Stated goal – Scan the entries for the string "rural" and give the number of lines that have it, nothing further.

Data for processing –
#####

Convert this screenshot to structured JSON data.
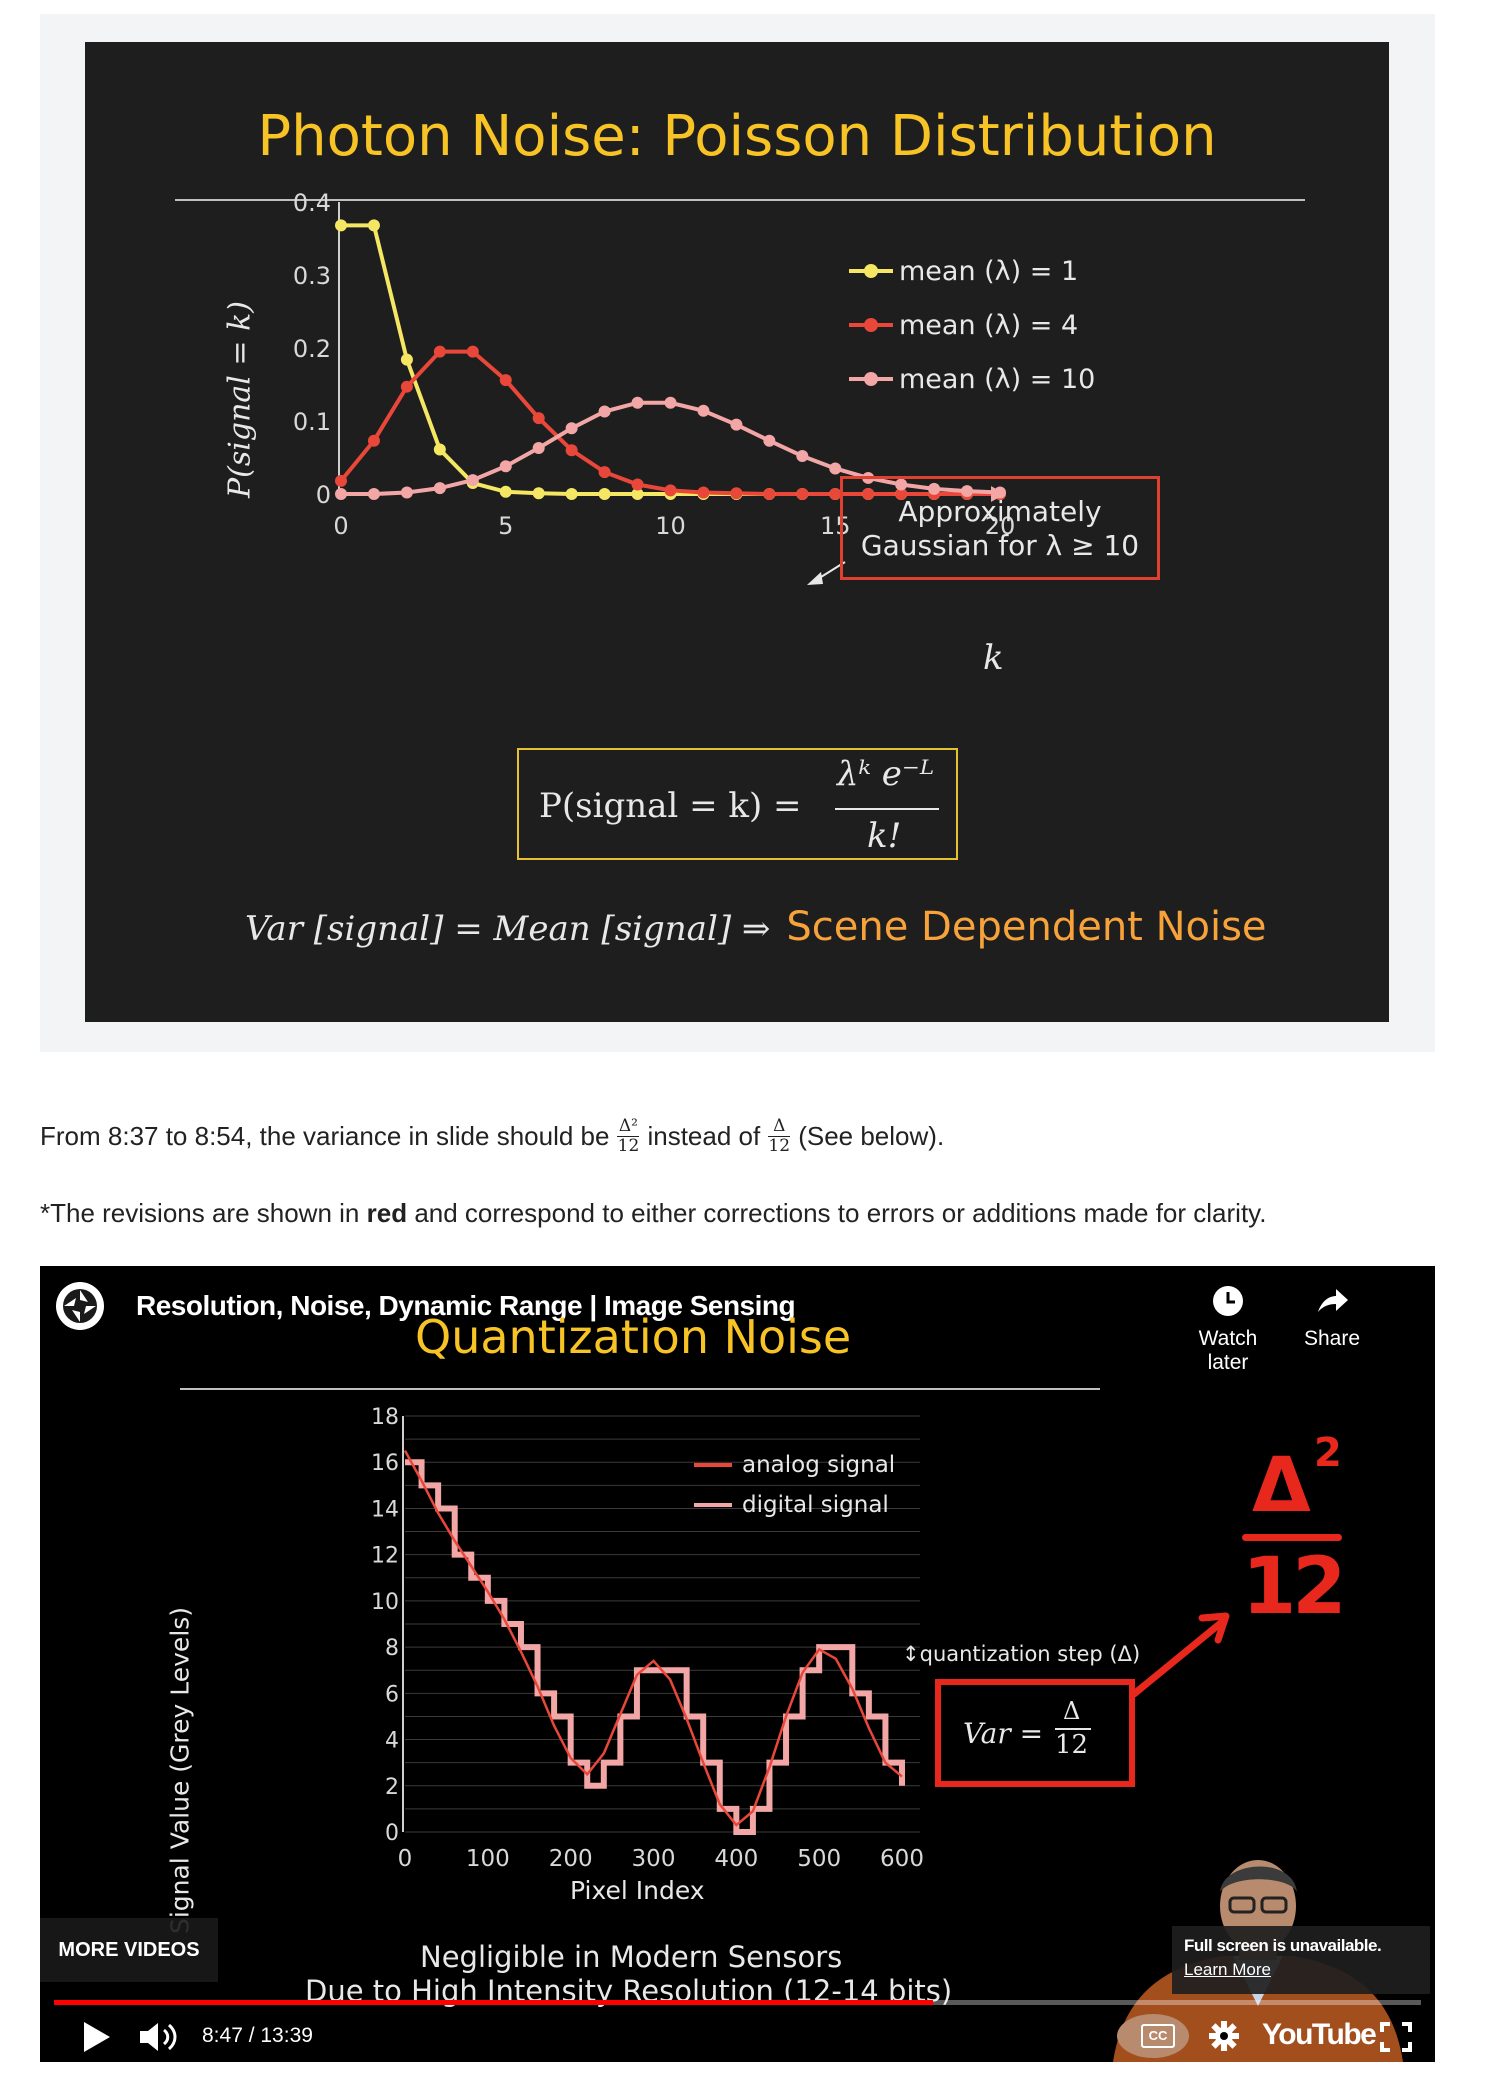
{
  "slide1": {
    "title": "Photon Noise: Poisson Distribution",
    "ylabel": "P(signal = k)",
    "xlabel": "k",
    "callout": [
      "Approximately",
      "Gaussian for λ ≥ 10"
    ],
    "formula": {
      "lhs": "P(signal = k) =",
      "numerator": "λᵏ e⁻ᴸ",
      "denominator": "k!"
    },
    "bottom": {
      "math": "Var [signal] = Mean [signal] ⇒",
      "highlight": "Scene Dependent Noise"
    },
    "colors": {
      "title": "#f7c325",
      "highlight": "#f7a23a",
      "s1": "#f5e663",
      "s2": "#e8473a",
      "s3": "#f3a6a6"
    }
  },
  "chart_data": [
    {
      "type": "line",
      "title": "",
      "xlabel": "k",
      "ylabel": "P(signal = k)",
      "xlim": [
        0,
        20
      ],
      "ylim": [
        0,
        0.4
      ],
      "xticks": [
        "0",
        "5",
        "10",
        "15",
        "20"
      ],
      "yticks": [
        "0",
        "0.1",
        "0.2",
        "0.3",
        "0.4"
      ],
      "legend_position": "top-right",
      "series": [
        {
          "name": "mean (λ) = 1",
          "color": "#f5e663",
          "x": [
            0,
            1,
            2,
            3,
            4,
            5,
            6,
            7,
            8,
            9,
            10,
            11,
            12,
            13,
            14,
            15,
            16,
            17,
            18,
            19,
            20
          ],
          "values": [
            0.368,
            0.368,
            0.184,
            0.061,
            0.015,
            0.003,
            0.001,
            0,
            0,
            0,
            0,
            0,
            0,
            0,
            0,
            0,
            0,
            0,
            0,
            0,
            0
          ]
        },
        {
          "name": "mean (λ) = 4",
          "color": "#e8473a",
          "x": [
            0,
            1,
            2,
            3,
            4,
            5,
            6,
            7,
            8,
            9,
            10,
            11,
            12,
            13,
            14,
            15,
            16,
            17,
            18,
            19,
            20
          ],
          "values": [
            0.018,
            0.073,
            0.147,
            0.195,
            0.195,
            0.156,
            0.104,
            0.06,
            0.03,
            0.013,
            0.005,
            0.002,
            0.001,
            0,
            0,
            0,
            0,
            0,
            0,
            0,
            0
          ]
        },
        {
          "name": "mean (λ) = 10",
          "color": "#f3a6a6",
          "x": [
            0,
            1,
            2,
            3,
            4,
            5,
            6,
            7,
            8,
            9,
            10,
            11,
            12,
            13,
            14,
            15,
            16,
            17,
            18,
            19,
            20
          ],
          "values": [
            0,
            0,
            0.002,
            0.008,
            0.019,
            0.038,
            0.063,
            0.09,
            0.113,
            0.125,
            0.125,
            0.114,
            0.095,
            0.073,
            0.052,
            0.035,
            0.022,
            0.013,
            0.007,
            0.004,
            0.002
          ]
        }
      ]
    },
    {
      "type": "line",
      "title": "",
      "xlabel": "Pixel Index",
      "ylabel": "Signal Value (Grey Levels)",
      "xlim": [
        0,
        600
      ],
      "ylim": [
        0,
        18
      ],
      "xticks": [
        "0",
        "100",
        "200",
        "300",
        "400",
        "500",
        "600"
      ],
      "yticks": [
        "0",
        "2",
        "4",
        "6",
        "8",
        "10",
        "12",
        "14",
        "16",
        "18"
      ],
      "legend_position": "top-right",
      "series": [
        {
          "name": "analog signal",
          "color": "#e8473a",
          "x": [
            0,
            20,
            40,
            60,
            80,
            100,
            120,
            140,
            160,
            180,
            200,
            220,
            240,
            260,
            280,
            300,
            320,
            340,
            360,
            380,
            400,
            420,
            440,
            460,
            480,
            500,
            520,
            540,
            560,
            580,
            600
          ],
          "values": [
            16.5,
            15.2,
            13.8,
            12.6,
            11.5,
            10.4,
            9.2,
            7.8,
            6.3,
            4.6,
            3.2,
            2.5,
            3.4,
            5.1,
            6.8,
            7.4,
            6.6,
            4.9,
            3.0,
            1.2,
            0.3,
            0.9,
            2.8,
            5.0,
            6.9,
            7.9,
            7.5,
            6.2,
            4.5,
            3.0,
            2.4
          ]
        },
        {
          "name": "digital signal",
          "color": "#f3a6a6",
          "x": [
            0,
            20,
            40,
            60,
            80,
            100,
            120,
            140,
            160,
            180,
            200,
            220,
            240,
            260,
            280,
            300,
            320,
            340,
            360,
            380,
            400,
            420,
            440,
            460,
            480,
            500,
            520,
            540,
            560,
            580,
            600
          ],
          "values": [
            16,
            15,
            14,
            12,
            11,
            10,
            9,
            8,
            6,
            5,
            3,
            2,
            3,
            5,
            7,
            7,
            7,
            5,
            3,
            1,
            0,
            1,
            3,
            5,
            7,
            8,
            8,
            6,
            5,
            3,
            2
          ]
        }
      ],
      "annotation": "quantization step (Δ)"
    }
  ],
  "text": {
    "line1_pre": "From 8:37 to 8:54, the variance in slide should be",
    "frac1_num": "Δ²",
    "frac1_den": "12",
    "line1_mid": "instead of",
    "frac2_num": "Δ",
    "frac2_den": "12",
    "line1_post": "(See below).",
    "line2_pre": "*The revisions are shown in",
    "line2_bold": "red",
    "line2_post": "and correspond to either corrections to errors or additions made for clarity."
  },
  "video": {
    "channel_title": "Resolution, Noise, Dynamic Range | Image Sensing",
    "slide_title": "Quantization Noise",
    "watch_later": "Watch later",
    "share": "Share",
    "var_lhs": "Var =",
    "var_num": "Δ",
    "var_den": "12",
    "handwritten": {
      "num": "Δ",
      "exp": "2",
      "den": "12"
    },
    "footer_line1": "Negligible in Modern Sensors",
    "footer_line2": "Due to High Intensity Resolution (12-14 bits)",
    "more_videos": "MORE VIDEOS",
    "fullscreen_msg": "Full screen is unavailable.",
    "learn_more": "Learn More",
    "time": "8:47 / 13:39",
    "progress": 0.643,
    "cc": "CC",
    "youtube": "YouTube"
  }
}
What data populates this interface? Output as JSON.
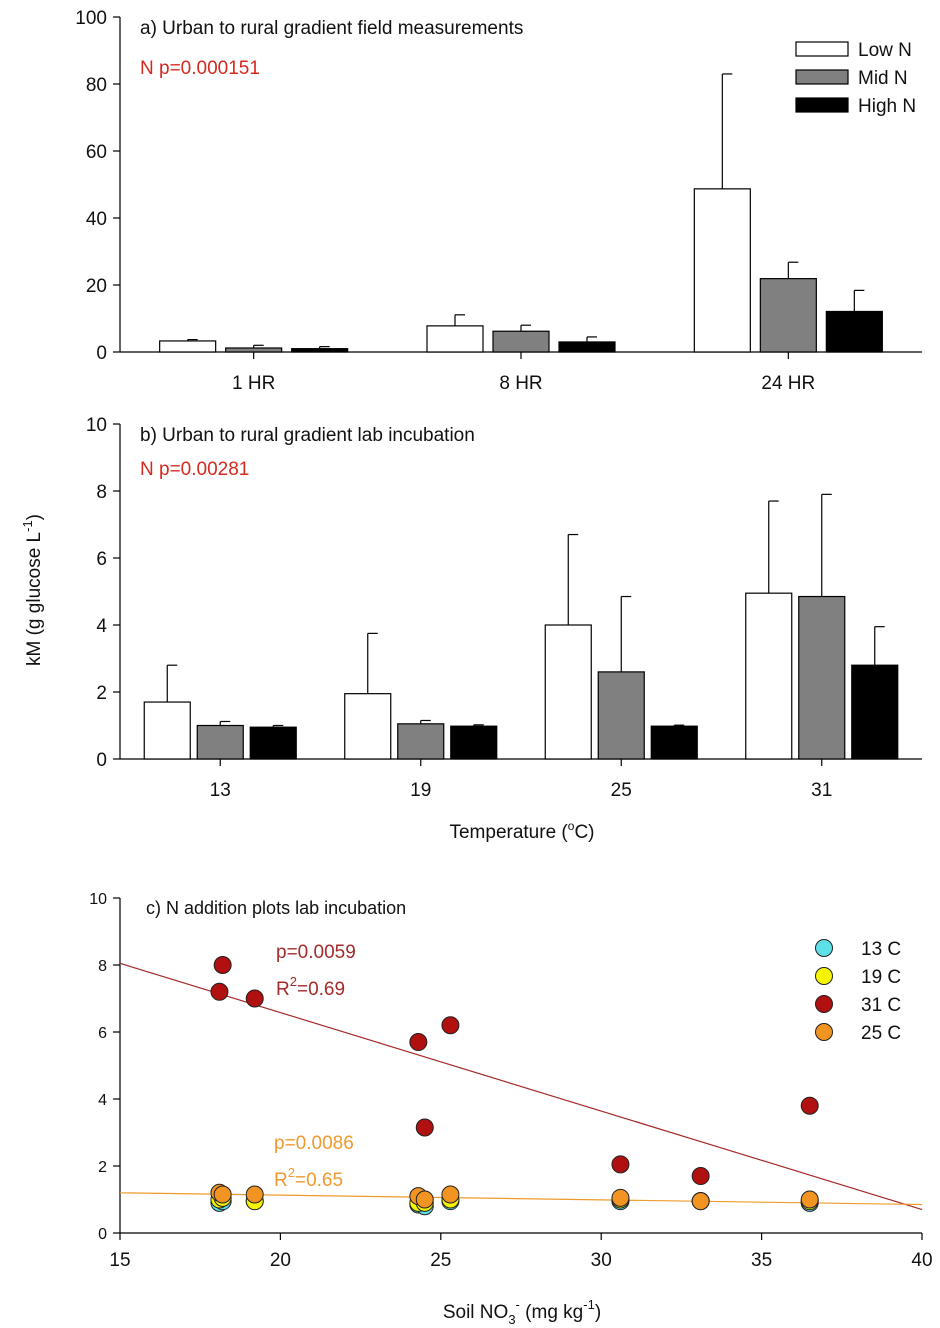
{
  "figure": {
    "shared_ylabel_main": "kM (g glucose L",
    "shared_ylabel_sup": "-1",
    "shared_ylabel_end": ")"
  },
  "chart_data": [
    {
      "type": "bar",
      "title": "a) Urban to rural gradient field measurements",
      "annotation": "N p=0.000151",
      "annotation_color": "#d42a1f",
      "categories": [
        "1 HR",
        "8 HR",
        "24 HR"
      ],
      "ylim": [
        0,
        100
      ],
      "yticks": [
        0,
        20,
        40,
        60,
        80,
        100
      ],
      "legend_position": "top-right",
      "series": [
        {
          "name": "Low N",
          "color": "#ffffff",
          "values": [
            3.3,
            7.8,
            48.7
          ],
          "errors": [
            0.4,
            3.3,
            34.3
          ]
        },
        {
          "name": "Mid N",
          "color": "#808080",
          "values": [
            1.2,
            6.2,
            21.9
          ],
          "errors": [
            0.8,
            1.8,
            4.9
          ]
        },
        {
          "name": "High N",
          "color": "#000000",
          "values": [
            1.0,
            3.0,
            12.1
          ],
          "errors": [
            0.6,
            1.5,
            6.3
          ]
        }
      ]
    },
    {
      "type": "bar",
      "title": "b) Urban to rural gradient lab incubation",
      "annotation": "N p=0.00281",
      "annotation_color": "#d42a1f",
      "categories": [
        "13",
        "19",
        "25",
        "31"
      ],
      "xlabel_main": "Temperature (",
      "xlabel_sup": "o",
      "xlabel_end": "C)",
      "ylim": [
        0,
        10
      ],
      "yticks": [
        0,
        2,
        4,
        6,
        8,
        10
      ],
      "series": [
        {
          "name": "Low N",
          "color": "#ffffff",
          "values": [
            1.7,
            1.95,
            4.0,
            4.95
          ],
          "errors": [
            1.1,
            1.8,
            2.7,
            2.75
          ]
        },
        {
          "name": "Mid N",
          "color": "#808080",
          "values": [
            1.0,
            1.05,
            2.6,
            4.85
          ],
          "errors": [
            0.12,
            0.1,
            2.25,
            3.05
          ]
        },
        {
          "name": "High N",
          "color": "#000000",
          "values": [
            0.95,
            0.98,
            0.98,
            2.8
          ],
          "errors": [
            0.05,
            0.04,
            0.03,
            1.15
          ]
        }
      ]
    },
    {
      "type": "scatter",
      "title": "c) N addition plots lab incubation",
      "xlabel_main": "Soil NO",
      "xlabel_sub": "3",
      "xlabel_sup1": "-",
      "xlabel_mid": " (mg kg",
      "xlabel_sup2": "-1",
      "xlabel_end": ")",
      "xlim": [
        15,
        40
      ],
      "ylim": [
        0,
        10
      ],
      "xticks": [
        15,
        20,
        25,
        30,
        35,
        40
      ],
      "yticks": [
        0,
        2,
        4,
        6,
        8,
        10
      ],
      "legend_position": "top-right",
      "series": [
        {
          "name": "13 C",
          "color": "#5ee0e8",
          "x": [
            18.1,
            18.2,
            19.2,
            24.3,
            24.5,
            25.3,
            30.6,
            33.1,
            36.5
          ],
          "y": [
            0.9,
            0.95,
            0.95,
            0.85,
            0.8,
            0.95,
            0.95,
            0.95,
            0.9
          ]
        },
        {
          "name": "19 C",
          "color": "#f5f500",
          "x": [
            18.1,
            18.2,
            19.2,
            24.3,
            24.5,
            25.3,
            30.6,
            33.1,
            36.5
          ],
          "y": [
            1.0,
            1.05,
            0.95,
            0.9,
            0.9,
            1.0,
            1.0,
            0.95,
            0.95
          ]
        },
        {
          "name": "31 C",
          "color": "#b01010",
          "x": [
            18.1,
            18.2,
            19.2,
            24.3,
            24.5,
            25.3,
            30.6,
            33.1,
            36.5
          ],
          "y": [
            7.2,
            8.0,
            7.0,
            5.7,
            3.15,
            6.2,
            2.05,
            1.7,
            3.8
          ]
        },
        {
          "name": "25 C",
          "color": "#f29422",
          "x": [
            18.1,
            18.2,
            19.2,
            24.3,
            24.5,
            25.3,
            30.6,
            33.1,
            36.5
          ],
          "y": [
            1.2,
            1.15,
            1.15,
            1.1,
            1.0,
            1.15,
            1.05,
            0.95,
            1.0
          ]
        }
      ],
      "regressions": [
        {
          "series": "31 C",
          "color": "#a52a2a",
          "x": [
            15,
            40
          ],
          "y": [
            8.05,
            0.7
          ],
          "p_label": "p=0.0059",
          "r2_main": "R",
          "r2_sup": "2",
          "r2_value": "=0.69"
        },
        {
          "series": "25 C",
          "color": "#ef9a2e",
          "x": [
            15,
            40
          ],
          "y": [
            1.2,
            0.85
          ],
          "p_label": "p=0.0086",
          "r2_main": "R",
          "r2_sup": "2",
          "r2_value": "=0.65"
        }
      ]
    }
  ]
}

#####

Task response – 2